- DIRECTIONS: The exercise asks for every line of the data to be reproduced exactly.
****************************************
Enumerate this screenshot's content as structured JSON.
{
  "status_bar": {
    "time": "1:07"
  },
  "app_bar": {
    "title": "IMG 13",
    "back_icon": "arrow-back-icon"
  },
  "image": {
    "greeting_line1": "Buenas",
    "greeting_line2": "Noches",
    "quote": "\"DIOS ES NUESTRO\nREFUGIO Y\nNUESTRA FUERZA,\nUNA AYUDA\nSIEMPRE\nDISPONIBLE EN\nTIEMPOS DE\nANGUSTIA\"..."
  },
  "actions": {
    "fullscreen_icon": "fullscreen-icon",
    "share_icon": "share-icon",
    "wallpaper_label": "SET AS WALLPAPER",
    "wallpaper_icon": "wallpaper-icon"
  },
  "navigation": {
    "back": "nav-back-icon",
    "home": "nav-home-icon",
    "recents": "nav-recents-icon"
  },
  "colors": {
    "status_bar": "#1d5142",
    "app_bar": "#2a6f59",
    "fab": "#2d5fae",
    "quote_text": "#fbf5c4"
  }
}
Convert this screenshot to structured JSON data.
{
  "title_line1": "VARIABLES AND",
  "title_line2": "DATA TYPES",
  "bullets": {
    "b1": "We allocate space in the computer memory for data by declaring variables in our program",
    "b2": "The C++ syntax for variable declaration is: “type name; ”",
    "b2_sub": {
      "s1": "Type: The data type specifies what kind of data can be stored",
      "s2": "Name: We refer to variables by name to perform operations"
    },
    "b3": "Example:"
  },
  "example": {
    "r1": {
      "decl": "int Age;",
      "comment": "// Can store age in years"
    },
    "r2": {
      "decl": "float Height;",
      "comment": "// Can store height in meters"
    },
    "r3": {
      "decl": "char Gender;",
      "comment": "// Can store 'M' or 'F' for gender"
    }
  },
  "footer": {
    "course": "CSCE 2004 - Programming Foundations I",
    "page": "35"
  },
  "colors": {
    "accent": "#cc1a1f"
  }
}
****************************************
- RESULT BELOW:
Enumerate this screenshot's content as structured JSON.
{
  "status_bar": {
    "time": "1:07"
  },
  "app_bar": {
    "title": "IMG 13",
    "back_icon": "arrow-back-icon"
  },
  "image": {
    "greeting_line1": "Buenas",
    "greeting_line2": "Noches",
    "quote": "\"DIOS ES NUESTRO\nREFUGIO Y\nNUESTRA FUERZA,\nUNA AYUDA\nSIEMPRE\nDISPONIBLE EN\nTIEMPOS DE\nANGUSTIA\"..."
  },
  "actions": {
    "fullscreen_icon": "fullscreen-icon",
    "share_icon": "share-icon",
    "wallpaper_label": "SET AS WALLPAPER",
    "wallpaper_icon": "wallpaper-icon"
  },
  "navigation": {
    "back": "nav-back-icon",
    "home": "nav-home-icon",
    "recents": "nav-recents-icon"
  },
  "colors": {
    "status_bar": "#1d5142",
    "app_bar": "#2a6f59",
    "fab": "#2d5fae",
    "quote_text": "#fbf5c4"
  }
}
Convert this screenshot to structured JSON data.
{
  "title_line1": "VARIABLES AND",
  "title_line2": "DATA TYPES",
  "bullets": {
    "b1": "We allocate space in the computer memory for data by declaring variables in our program",
    "b2": "The C++ syntax for variable declaration is: “type name; ”",
    "b2_sub": {
      "s1": "Type: The data type specifies what kind of data can be stored",
      "s2": "Name: We refer to variables by name to perform operations"
    },
    "b3": "Example:"
  },
  "example": {
    "r1": {
      "decl": "int Age;",
      "comment": "// Can store age in years"
    },
    "r2": {
      "decl": "float Height;",
      "comment": "// Can store height in meters"
    },
    "r3": {
      "decl": "char Gender;",
      "comment": "// Can store 'M' or 'F' for gender"
    }
  },
  "footer": {
    "course": "CSCE 2004 - Programming Foundations I",
    "page": "35"
  },
  "colors": {
    "accent": "#cc1a1f"
  }
}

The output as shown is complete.